◆ **Job**
Return all of the rows below verbatim, leaving out the pictures.

------------

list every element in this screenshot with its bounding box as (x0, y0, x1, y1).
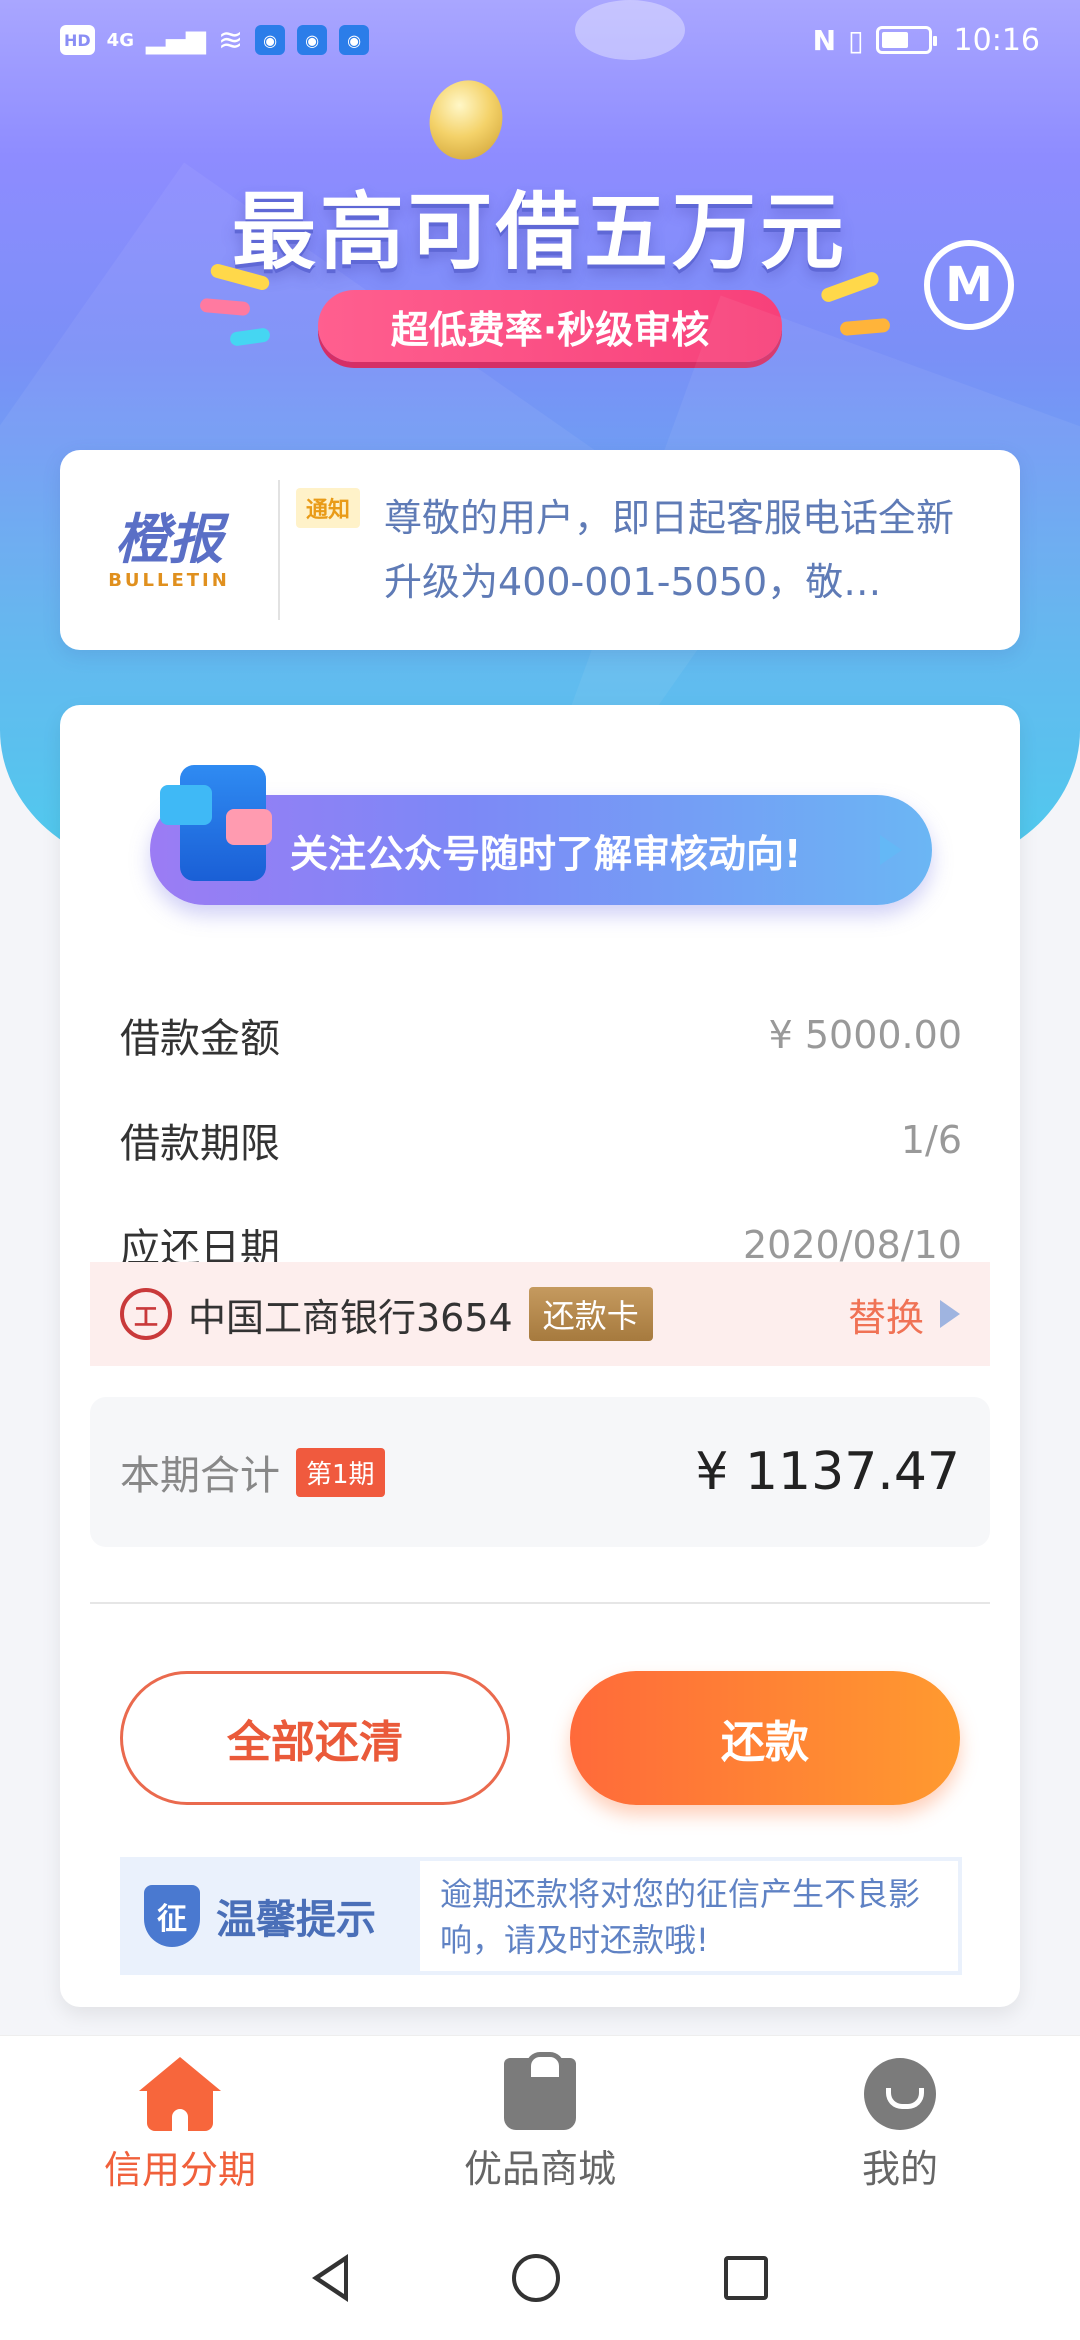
period-total-amount: ¥ 1137.47 (695, 1442, 960, 1502)
spark-decoration (839, 317, 891, 337)
period-total-label: 本期合计 (120, 1453, 280, 1499)
arrow-right-icon (940, 1300, 960, 1328)
hotspot-icon: ◉ (297, 25, 328, 55)
nav-item-credit-installment[interactable]: 信用分期 (0, 2036, 360, 2215)
bottom-nav: 信用分期 优品商城 我的 (0, 2035, 1080, 2215)
loan-term-label: 借款期限 (120, 1121, 280, 1167)
repayment-bank-row: 工 中国工商银行3654 还款卡 替换 (90, 1262, 990, 1366)
shopping-bag-icon (504, 2052, 576, 2130)
loan-term-value: 1/6 (900, 1118, 962, 1162)
user-icon (864, 2058, 936, 2130)
bulletin-card[interactable]: 橙报 BULLETIN 通知 尊敬的用户，即日起客服电话全新升级为400-001… (60, 450, 1020, 650)
period-total-box: 本期合计 第1期 ¥ 1137.47 (90, 1397, 990, 1547)
nav-label: 信用分期 (103, 2148, 256, 2192)
wifi-icon: ≋ (217, 22, 244, 58)
play-arrow-icon (880, 835, 902, 865)
chat-bubble-icon (226, 809, 272, 845)
home-circle-icon[interactable] (512, 2253, 560, 2302)
switch-card-button[interactable]: 替换 (848, 1287, 960, 1342)
period-badge: 第1期 (296, 1447, 385, 1497)
loan-amount-value: ¥ 5000.00 (768, 1013, 962, 1057)
nav-item-me[interactable]: 我的 (720, 2036, 1080, 2215)
vibrate-icon: ▯ (848, 23, 864, 57)
repayment-card: 关注公众号随时了解审核动向! 借款金额 ¥ 5000.00 借款期限 1/6 应… (60, 705, 1020, 2007)
brand-logo-icon[interactable]: M (924, 240, 1014, 330)
hotspot-icon: ◉ (339, 25, 370, 55)
phone-chat-icon (160, 765, 272, 881)
tips-text: 逾期还款将对您的征信产生不良影响，请及时还款哦! (420, 1861, 958, 1971)
status-bar: HD 4G ▂▄▆ ≋ ◉ ◉ ◉ N ▯ 10:16 (0, 0, 1080, 80)
nav-item-mall[interactable]: 优品商城 (360, 2036, 720, 2215)
coin-decoration (419, 70, 513, 170)
bulletin-logo-main: 橙报 (115, 507, 223, 571)
signal-bars-icon: ▂▄▆ (145, 25, 206, 55)
notice-tag: 通知 (296, 488, 361, 528)
bulletin-logo: 橙报 BULLETIN (60, 507, 278, 591)
follow-banner-text: 关注公众号随时了解审核动向! (290, 831, 802, 876)
banner-title: 最高可借五万元 (231, 183, 848, 281)
loan-amount-row: 借款金额 ¥ 5000.00 (120, 1000, 962, 1070)
system-navigation-bar (0, 2215, 1080, 2340)
back-icon[interactable] (312, 2253, 348, 2302)
hd-icon: HD (60, 25, 95, 55)
chat-bubble-icon (160, 785, 212, 825)
hotspot-icon: ◉ (255, 25, 286, 55)
bank-name: 中国工商银行3654 (188, 1295, 513, 1340)
banner-subtitle-pill: 超低费率·秒级审核 (318, 290, 782, 362)
due-date-value: 2020/08/10 (742, 1223, 962, 1267)
repay-button[interactable]: 还款 (570, 1671, 960, 1805)
bulletin-divider (278, 480, 280, 620)
switch-card-label: 替换 (847, 1295, 924, 1340)
spark-decoration (229, 327, 271, 347)
nfc-icon: N (812, 23, 837, 57)
divider (90, 1602, 990, 1604)
spark-decoration (199, 297, 251, 317)
icbc-logo-icon: 工 (120, 1288, 172, 1340)
home-icon (139, 2057, 221, 2131)
loan-term-row: 借款期限 1/6 (120, 1105, 962, 1175)
status-left: HD 4G ▂▄▆ ≋ ◉ ◉ ◉ (60, 22, 370, 58)
warm-tips: 征 温馨提示 逾期还款将对您的征信产生不良影响，请及时还款哦! (120, 1857, 962, 1975)
tips-header: 征 温馨提示 (120, 1885, 420, 1947)
recent-apps-icon[interactable] (724, 2255, 768, 2300)
battery-icon (875, 26, 937, 54)
credit-shield-icon: 征 (144, 1885, 200, 1947)
signal-4g-icon: 4G (106, 29, 134, 51)
nav-label: 我的 (861, 2147, 938, 2191)
repayment-card-tag: 还款卡 (528, 1287, 653, 1341)
status-time: 10:16 (953, 22, 1040, 58)
status-right: N ▯ 10:16 (813, 23, 1040, 58)
pay-all-button[interactable]: 全部还清 (120, 1671, 510, 1805)
tips-title: 温馨提示 (216, 1897, 376, 1943)
loan-amount-label: 借款金额 (120, 1016, 280, 1062)
bulletin-logo-sub: BULLETIN (108, 569, 230, 591)
bulletin-text[interactable]: 尊敬的用户，即日起客服电话全新升级为400-001-5050，敬… (360, 486, 1020, 614)
nav-label: 优品商城 (463, 2147, 616, 2191)
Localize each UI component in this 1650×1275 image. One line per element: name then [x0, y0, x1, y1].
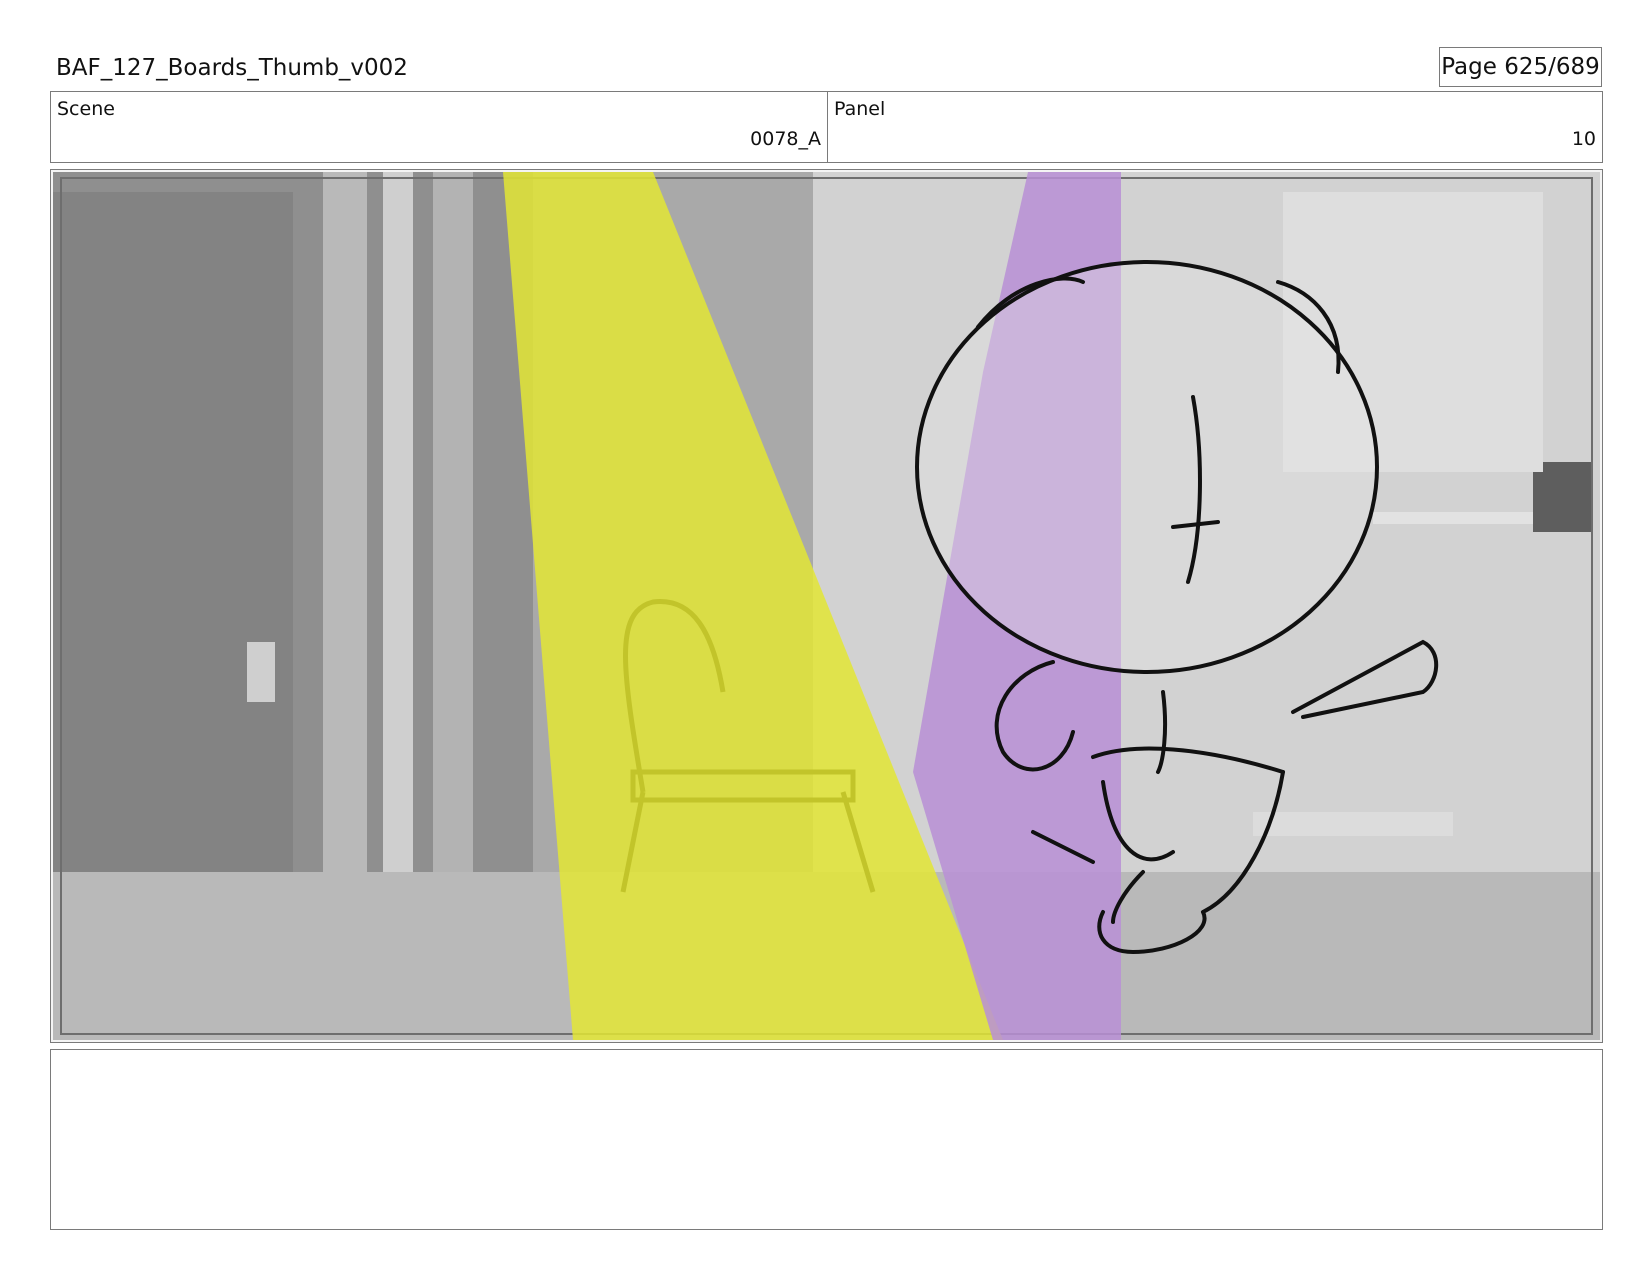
panel-value: 10: [1571, 128, 1596, 150]
door-panel: [53, 192, 293, 872]
wall-column: [323, 172, 367, 872]
wall-column: [433, 172, 473, 872]
storyboard-frame: [50, 169, 1603, 1043]
notes-box: [50, 1049, 1603, 1230]
stool: [1253, 812, 1453, 836]
scene-cell: Scene 0078_A: [51, 92, 828, 162]
page-indicator: Page 625/689: [1439, 47, 1602, 87]
scene-value: 0078_A: [750, 128, 821, 150]
panel-label: Panel: [834, 98, 886, 120]
storyboard-frame-image: [53, 172, 1600, 1040]
wall-column: [383, 172, 413, 872]
panel-cell: Panel 10: [828, 92, 1602, 162]
scene-panel-info-row: Scene 0078_A Panel 10: [50, 91, 1603, 163]
dark-picture: [1533, 462, 1593, 532]
document-title: BAF_127_Boards_Thumb_v002: [56, 55, 408, 81]
scene-label: Scene: [57, 98, 115, 120]
door-knob: [247, 642, 275, 702]
character-head: [915, 260, 1379, 674]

------------

◆ **Expected output**
list every element in this screenshot with its bounding box as (x0, y0, x1, y1).
period-total-amount: ¥ 1137.47 (695, 1442, 960, 1502)
spark-decoration (839, 317, 891, 337)
period-total-label: 本期合计 (120, 1453, 280, 1499)
arrow-right-icon (940, 1300, 960, 1328)
hotspot-icon: ◉ (297, 25, 328, 55)
nav-item-credit-installment[interactable]: 信用分期 (0, 2036, 360, 2215)
bottom-nav: 信用分期 优品商城 我的 (0, 2035, 1080, 2215)
loan-term-label: 借款期限 (120, 1121, 280, 1167)
repayment-bank-row: 工 中国工商银行3654 还款卡 替换 (90, 1262, 990, 1366)
shopping-bag-icon (504, 2052, 576, 2130)
loan-term-value: 1/6 (900, 1118, 962, 1162)
user-icon (864, 2058, 936, 2130)
bulletin-card[interactable]: 橙报 BULLETIN 通知 尊敬的用户，即日起客服电话全新升级为400-001… (60, 450, 1020, 650)
period-total-box: 本期合计 第1期 ¥ 1137.47 (90, 1397, 990, 1547)
nav-label: 信用分期 (103, 2148, 256, 2192)
wifi-icon: ≋ (217, 22, 244, 58)
play-arrow-icon (880, 835, 902, 865)
chat-bubble-icon (226, 809, 272, 845)
home-circle-icon[interactable] (512, 2253, 560, 2302)
switch-card-button[interactable]: 替换 (848, 1287, 960, 1342)
period-badge: 第1期 (296, 1447, 385, 1497)
loan-amount-value: ¥ 5000.00 (768, 1013, 962, 1057)
nav-item-me[interactable]: 我的 (720, 2036, 1080, 2215)
vibrate-icon: ▯ (848, 23, 864, 57)
repayment-card: 关注公众号随时了解审核动向! 借款金额 ¥ 5000.00 借款期限 1/6 应… (60, 705, 1020, 2007)
brand-logo-icon[interactable]: M (924, 240, 1014, 330)
hotspot-icon: ◉ (339, 25, 370, 55)
phone-chat-icon (160, 765, 272, 881)
tips-text: 逾期还款将对您的征信产生不良影响，请及时还款哦! (420, 1861, 958, 1971)
status-bar: HD 4G ▂▄▆ ≋ ◉ ◉ ◉ N ▯ 10:16 (0, 0, 1080, 80)
nav-item-mall[interactable]: 优品商城 (360, 2036, 720, 2215)
coin-decoration (419, 70, 513, 170)
bulletin-logo-main: 橙报 (115, 507, 223, 571)
signal-bars-icon: ▂▄▆ (145, 25, 206, 55)
notice-tag: 通知 (296, 488, 361, 528)
bulletin-logo: 橙报 BULLETIN (60, 507, 278, 591)
follow-banner-text: 关注公众号随时了解审核动向! (290, 831, 802, 876)
banner-title: 最高可借五万元 (231, 183, 848, 281)
loan-amount-row: 借款金额 ¥ 5000.00 (120, 1000, 962, 1070)
system-navigation-bar (0, 2215, 1080, 2340)
back-icon[interactable] (312, 2253, 348, 2302)
hd-icon: HD (60, 25, 95, 55)
chat-bubble-icon (160, 785, 212, 825)
hotspot-icon: ◉ (255, 25, 286, 55)
bank-name: 中国工商银行3654 (188, 1295, 513, 1340)
banner-subtitle-pill: 超低费率·秒级审核 (318, 290, 782, 362)
due-date-value: 2020/08/10 (742, 1223, 962, 1267)
repay-button[interactable]: 还款 (570, 1671, 960, 1805)
bulletin-divider (278, 480, 280, 620)
switch-card-label: 替换 (847, 1295, 924, 1340)
spark-decoration (229, 327, 271, 347)
nfc-icon: N (812, 23, 837, 57)
divider (90, 1602, 990, 1604)
spark-decoration (199, 297, 251, 317)
icbc-logo-icon: 工 (120, 1288, 172, 1340)
home-icon (139, 2057, 221, 2131)
loan-term-row: 借款期限 1/6 (120, 1105, 962, 1175)
status-left: HD 4G ▂▄▆ ≋ ◉ ◉ ◉ (60, 22, 370, 58)
warm-tips: 征 温馨提示 逾期还款将对您的征信产生不良影响，请及时还款哦! (120, 1857, 962, 1975)
tips-header: 征 温馨提示 (120, 1885, 420, 1947)
recent-apps-icon[interactable] (724, 2255, 768, 2300)
battery-icon (875, 26, 937, 54)
credit-shield-icon: 征 (144, 1885, 200, 1947)
signal-4g-icon: 4G (106, 29, 134, 51)
nav-label: 我的 (861, 2147, 938, 2191)
repayment-card-tag: 还款卡 (528, 1287, 653, 1341)
status-time: 10:16 (953, 22, 1040, 58)
status-right: N ▯ 10:16 (813, 23, 1040, 58)
pay-all-button[interactable]: 全部还清 (120, 1671, 510, 1805)
tips-title: 温馨提示 (216, 1897, 376, 1943)
loan-amount-label: 借款金额 (120, 1016, 280, 1062)
bulletin-logo-sub: BULLETIN (108, 569, 230, 591)
bulletin-text[interactable]: 尊敬的用户，即日起客服电话全新升级为400-001-5050，敬… (360, 486, 1020, 614)
nav-label: 优品商城 (463, 2147, 616, 2191)
Localize each UI component in this 1650×1275 image. One line per element: name then [x0, y0, x1, y1].
panel-value: 10: [1571, 128, 1596, 150]
door-panel: [53, 192, 293, 872]
wall-column: [323, 172, 367, 872]
wall-column: [433, 172, 473, 872]
storyboard-frame: [50, 169, 1603, 1043]
notes-box: [50, 1049, 1603, 1230]
stool: [1253, 812, 1453, 836]
scene-cell: Scene 0078_A: [51, 92, 828, 162]
page-indicator: Page 625/689: [1439, 47, 1602, 87]
scene-value: 0078_A: [750, 128, 821, 150]
panel-label: Panel: [834, 98, 886, 120]
storyboard-frame-image: [53, 172, 1600, 1040]
wall-column: [383, 172, 413, 872]
panel-cell: Panel 10: [828, 92, 1602, 162]
scene-panel-info-row: Scene 0078_A Panel 10: [50, 91, 1603, 163]
dark-picture: [1533, 462, 1593, 532]
document-title: BAF_127_Boards_Thumb_v002: [56, 55, 408, 81]
scene-label: Scene: [57, 98, 115, 120]
door-knob: [247, 642, 275, 702]
character-head: [915, 260, 1379, 674]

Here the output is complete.